Consigne écrite a:
Répondez à ces questions à partir de l'extrait :
(i) Dans quel quartier de Libreville se trouve le bureau de Moukagni Iwangou ?
(ii) Quelle fonction Moukagni Iwangou a-t-il occupée à l'Ecole nationale de la magistrature ?
(iii) Depuis quelle date la loi n°11/83 est-elle abrogée ?

C’est un Moukagni Iwangou très en verve qui s’est exprimé, samedi en fin de matinée, à son bureau du quartier Glass, à Libreville. Sa colère était à peine dissimilée par son souci de ne pas « manquer d’élégance… » envers le Premier ministre. Malgré ces précautions de bienséance, l’ancien directeur général de l’Ecole nationale de la magistrature (ENM) va revendiquer « un devoir d’ingratitude… » au Premier ministre afin de se prononcer sur la suite qu’il a donnée à sa requête.
Pour Moukagni Iwangou, Daniel Ona Ondo s’est tout simplement trompé.
Cela est d’autant plus étonnant qu’il est « …dépositaire des Publications officielles et des Archives nationales… » Mieux que quiconque, Daniel Ona Ondo ne pouvait ignorer que « …la loi n°11/83 du 31 décembre 1983 est abrogée depuis le 25 septembre 2011 ». Or, c’est sur la base de cette loi que le PM a refusé de donner suite à la requête du magistrat. Cette loi abrogée à raison, était devenue incongrue dans le contexte d’un Gabon multipartite. On se demande même pourquoi elle ne l’avait pas été depuis 1990.

Consigne écrite b:
Mettez à jour les entrées en commençant à la ligne qui contient « volume-bar — [451, 692, 461, 703] » et en terminant à celle qui contient « period-2h[interactable]: 2小时 — », toutes deux incluses : remplacez « candle-body » par « candle-rect » et recopiez ces seules lignes sans aucun autre changement.

Listes d'éléments et de cadres:
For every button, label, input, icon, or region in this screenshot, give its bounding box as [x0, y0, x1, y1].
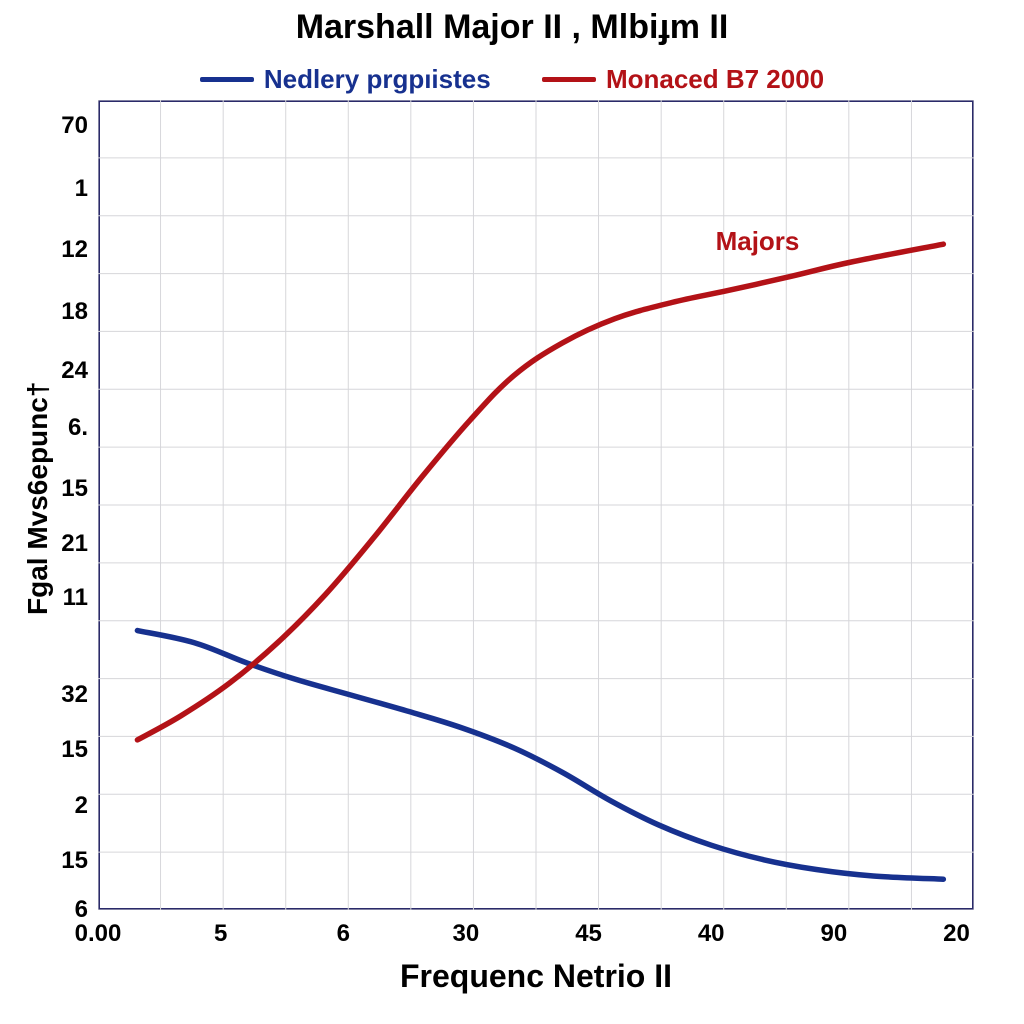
x-tick-4: 45: [549, 920, 629, 948]
chart-container: Marshall Major II , Mlbiɟm II Nedlery pr…: [0, 0, 1024, 1024]
y-tick-8: 11: [36, 584, 88, 612]
y-tick-9: 32: [36, 681, 88, 709]
legend-swatch-0: [200, 77, 254, 82]
chart-title: Marshall Major II , Mlbiɟm II: [0, 8, 1024, 47]
x-tick-7: 20: [916, 920, 996, 948]
y-tick-3: 18: [36, 298, 88, 326]
annotation-0: Majors: [716, 226, 800, 257]
x-tick-1: 5: [181, 920, 261, 948]
plot-svg: [98, 100, 974, 910]
y-tick-4: 24: [36, 357, 88, 385]
x-tick-3: 30: [426, 920, 506, 948]
x-tick-5: 40: [671, 920, 751, 948]
y-tick-0: 70: [36, 112, 88, 140]
y-tick-2: 12: [36, 236, 88, 264]
chart-legend: Nedlery prgpıistes Monaced B7 2000: [0, 58, 1024, 95]
y-tick-10: 15: [36, 736, 88, 764]
y-tick-5: 6.: [36, 414, 88, 442]
legend-item-1: Monaced B7 2000: [542, 64, 824, 95]
y-tick-12: 15: [36, 847, 88, 875]
x-tick-6: 90: [794, 920, 874, 948]
x-tick-2: 6: [303, 920, 383, 948]
y-tick-6: 15: [36, 475, 88, 503]
x-tick-0: 0.00: [58, 920, 138, 948]
x-axis-label: Frequenc Netrio II: [98, 958, 974, 995]
y-tick-11: 2: [36, 792, 88, 820]
legend-item-0: Nedlery prgpıistes: [200, 64, 491, 95]
legend-label-0: Nedlery prgpıistes: [264, 64, 491, 95]
legend-label-1: Monaced B7 2000: [606, 64, 824, 95]
series-blue: [137, 631, 943, 880]
legend-swatch-1: [542, 77, 596, 82]
y-tick-1: 1: [36, 175, 88, 203]
y-tick-7: 21: [36, 530, 88, 558]
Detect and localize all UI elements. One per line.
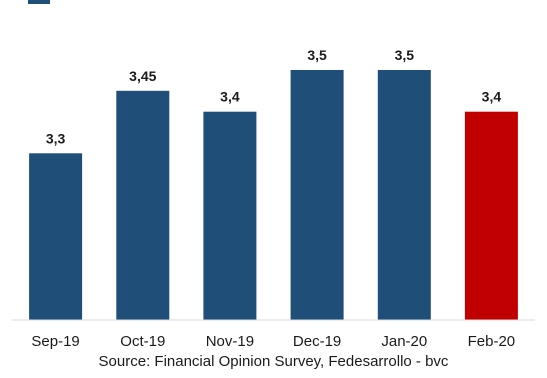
x-tick-label-oct-19: Oct-19 [120, 333, 165, 350]
x-tick-label-jan-20: Jan-20 [381, 333, 427, 350]
bar-dec-19 [290, 70, 344, 320]
x-tick-label-dec-19: Dec-19 [293, 333, 341, 350]
bar-oct-19 [116, 90, 170, 320]
data-label-feb-20: 3,4 [482, 89, 502, 105]
data-label-jan-20: 3,5 [395, 47, 415, 63]
data-label-nov-19: 3,4 [220, 89, 240, 105]
data-labels-group: 3,3 3,45 3,4 3,5 3,5 3,4 [46, 47, 501, 146]
data-label-sep-19: 3,3 [46, 130, 66, 146]
x-tick-label-nov-19: Nov-19 [206, 333, 254, 350]
x-tick-labels-group: Sep-19 Oct-19 Nov-19 Dec-19 Jan-20 Feb-20 [31, 333, 515, 350]
bar-sep-19 [29, 153, 83, 320]
bar-jan-20 [377, 70, 431, 320]
bar-nov-19 [203, 111, 257, 320]
data-label-dec-19: 3,5 [307, 47, 327, 63]
x-tick-label-feb-20: Feb-20 [468, 333, 516, 350]
bar-feb-20 [464, 111, 518, 320]
bars-group [29, 70, 518, 320]
data-label-oct-19: 3,45 [129, 68, 156, 84]
title-fragment [28, 0, 50, 4]
x-tick-label-sep-19: Sep-19 [31, 333, 79, 350]
source-note: Source: Financial Opinion Survey, Fedesa… [98, 353, 449, 370]
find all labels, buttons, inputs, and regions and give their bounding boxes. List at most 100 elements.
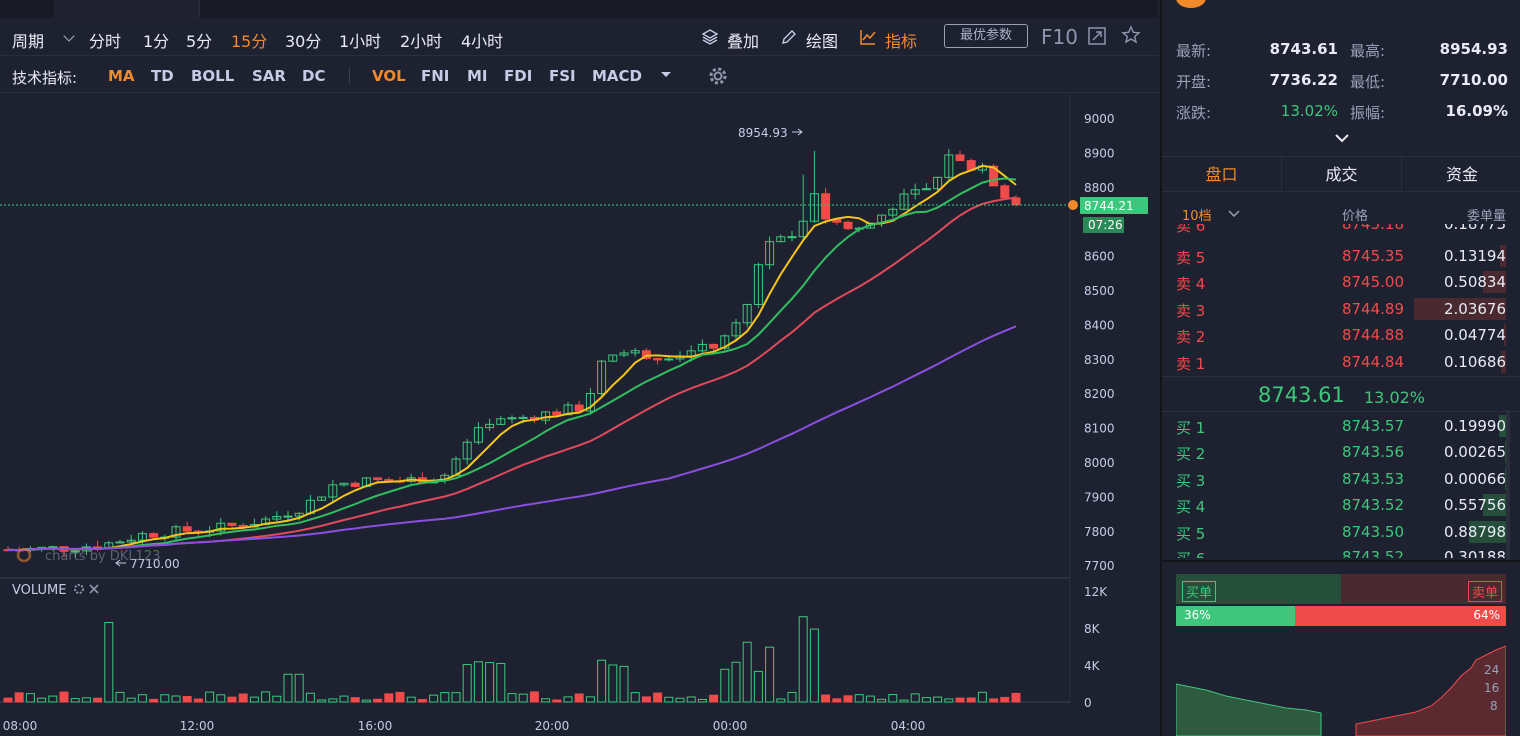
volume-bar — [451, 692, 461, 703]
best-params-button[interactable]: 最优参数 — [944, 24, 1028, 48]
ask-row[interactable]: 卖 4 8745.00 0.50834 — [1162, 269, 1520, 295]
bid-row[interactable]: 买 4 8743.52 0.55756 — [1162, 492, 1520, 518]
indicator-fdi[interactable]: FDI — [504, 67, 533, 85]
candle-body — [955, 154, 965, 162]
depth-axis-label: 16 — [1484, 681, 1499, 695]
ask-row[interactable]: 卖 2 8744.88 0.04774 — [1162, 322, 1520, 348]
overlay-button[interactable]: 叠加 — [727, 32, 760, 51]
pencil-icon[interactable] — [780, 28, 798, 46]
close-icon[interactable] — [89, 584, 99, 594]
candle-body — [126, 539, 136, 543]
high-stat-label: 最高: — [1350, 42, 1386, 60]
volume-axis-label: 4K — [1084, 659, 1101, 673]
row-qty: 0.13194 — [1443, 247, 1506, 265]
caret-down-icon[interactable] — [660, 71, 672, 79]
volume-bar — [518, 693, 528, 703]
period-2h[interactable]: 2小时 — [400, 32, 443, 51]
period-4h[interactable]: 4小时 — [461, 32, 504, 51]
candle-body — [115, 541, 125, 544]
indicator-macd[interactable]: MACD — [592, 67, 642, 85]
depth-chart[interactable]: 24 16 8 — [1175, 640, 1507, 736]
indicator-sar[interactable]: SAR — [252, 67, 286, 85]
indicator-boll[interactable]: BOLL — [191, 67, 235, 85]
draw-button[interactable]: 绘图 — [806, 32, 839, 51]
ask-row[interactable]: 卖 3 8744.89 2.03676 — [1162, 296, 1520, 322]
period-15m[interactable]: 15分 — [231, 32, 268, 51]
volume-bar — [933, 696, 943, 703]
volume-bar — [361, 699, 371, 703]
period-label[interactable]: 周期 — [12, 32, 45, 51]
top-tab[interactable] — [54, 0, 200, 18]
fullscreen-icon[interactable] — [1087, 26, 1107, 46]
bid-row-partial[interactable]: 买 6 8743.52 0.30188 — [1176, 548, 1506, 558]
f10-button[interactable]: F10 — [1041, 25, 1078, 49]
indicator-mi[interactable]: MI — [467, 67, 488, 85]
chevron-down-icon[interactable] — [1228, 210, 1240, 218]
orderbook-scrollbar[interactable] — [1506, 410, 1510, 560]
volume-bar — [350, 697, 360, 703]
period-fenshi[interactable]: 分时 — [89, 32, 122, 51]
volume-bar — [70, 698, 80, 703]
candle-body — [742, 304, 752, 324]
period-5m[interactable]: 5分 — [186, 32, 213, 51]
depth-bar — [1504, 324, 1506, 347]
bid-row[interactable]: 买 1 8743.57 0.19990 — [1162, 413, 1520, 439]
indicator-dc[interactable]: DC — [302, 67, 326, 85]
kline-chart[interactable]: 9000890088008700860085008400830082008100… — [0, 94, 1158, 736]
bid-row[interactable]: 买 3 8743.53 0.00066 — [1162, 466, 1520, 492]
kline-svg[interactable]: 9000890088008700860085008400830082008100… — [0, 94, 1158, 736]
tab-funds[interactable]: 资金 — [1445, 165, 1478, 184]
candle-body — [70, 550, 80, 553]
tab-trades[interactable]: 成交 — [1282, 157, 1402, 193]
indicator-button[interactable]: 指标 — [885, 32, 918, 51]
volume-bar — [686, 696, 696, 703]
volume-bar — [552, 699, 562, 703]
depth-bar — [1500, 245, 1506, 267]
gear-icon[interactable] — [74, 584, 84, 594]
row-side: 买 2 — [1176, 445, 1206, 464]
candle-body — [888, 208, 898, 216]
bid-row[interactable]: 买 2 8743.56 0.00265 — [1162, 439, 1520, 465]
row-price: 8744.84 — [1341, 352, 1404, 371]
period-30m[interactable]: 30分 — [285, 32, 322, 51]
candle-body — [496, 418, 506, 425]
candle-body — [272, 516, 282, 520]
tab-orderbook[interactable]: 盘口 — [1162, 157, 1282, 193]
ask-row[interactable]: 卖 5 8745.35 0.13194 — [1162, 243, 1520, 269]
chevron-down-icon[interactable] — [63, 30, 75, 42]
period-1m[interactable]: 1分 — [143, 32, 170, 51]
indicator-vol[interactable]: VOL — [372, 67, 406, 85]
period-1h[interactable]: 1小时 — [339, 32, 382, 51]
bid-row[interactable]: 买 5 8743.50 0.88798 — [1162, 519, 1520, 545]
change-value: 13.02% — [1280, 102, 1338, 120]
layers-icon[interactable] — [701, 28, 719, 46]
gear-icon[interactable] — [707, 65, 729, 87]
row-price: 8744.88 — [1341, 326, 1404, 345]
candle-body — [283, 515, 293, 518]
chevron-down-icon[interactable] — [1334, 132, 1350, 144]
volume-bar — [809, 628, 819, 703]
depth-bar — [1483, 494, 1506, 517]
row-qty: 2.03676 — [1443, 299, 1506, 318]
ask-row-partial[interactable]: 卖 6 8745.18 0.18773 — [1176, 224, 1506, 235]
indicator-fsi[interactable]: FSI — [549, 67, 576, 85]
indicator-icon[interactable] — [859, 28, 877, 46]
indicator-fni[interactable]: FNI — [421, 67, 450, 85]
ma-line — [7, 177, 1017, 552]
candle-body — [809, 193, 819, 222]
indicator-ma[interactable]: MA — [108, 67, 135, 85]
volume-bar — [630, 692, 640, 703]
ask-row[interactable]: 卖 1 8744.84 0.10686 — [1162, 349, 1520, 375]
candle-body — [171, 526, 181, 538]
amplitude-label: 振幅: — [1350, 104, 1386, 122]
candle-body — [339, 482, 349, 486]
indicator-td[interactable]: TD — [151, 67, 174, 85]
candle-body — [350, 482, 360, 487]
depth-select[interactable]: 10档 — [1182, 209, 1212, 224]
row-price: 8743.53 — [1341, 469, 1404, 488]
star-icon[interactable] — [1121, 25, 1141, 45]
row-price: 8745.35 — [1341, 247, 1404, 265]
candle-body — [328, 484, 338, 498]
volume-bar — [955, 697, 965, 703]
qty-header: 委单量 — [1466, 209, 1506, 224]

Résultat a:
(i) Dans le quartier Glass.
(ii) Il en a été le directeur général.
(iii) Depuis le 25 septembre 2011.

Résultat b:
volume-bar — [451, 692, 461, 703]
best-params-button[interactable]: 最优参数 — [944, 24, 1028, 48]
ask-row[interactable]: 卖 4 8745.00 0.50834 — [1162, 269, 1520, 295]
bid-row[interactable]: 买 4 8743.52 0.55756 — [1162, 492, 1520, 518]
indicator-fdi[interactable]: FDI — [504, 67, 533, 85]
candle-rect — [955, 154, 965, 162]
depth-axis-label: 16 — [1484, 681, 1499, 695]
ask-row[interactable]: 卖 2 8744.88 0.04774 — [1162, 322, 1520, 348]
overlay-button[interactable]: 叠加 — [727, 32, 760, 51]
pencil-icon[interactable] — [780, 28, 798, 46]
close-icon[interactable] — [89, 584, 99, 594]
candle-rect — [126, 539, 136, 543]
high-stat-label: 最高: — [1350, 42, 1386, 60]
volume-axis-label: 4K — [1084, 659, 1101, 673]
row-qty: 0.13194 — [1443, 247, 1506, 265]
caret-down-icon[interactable] — [660, 71, 672, 79]
volume-bar — [518, 693, 528, 703]
period-2h[interactable]: 2小时 — [400, 32, 443, 51]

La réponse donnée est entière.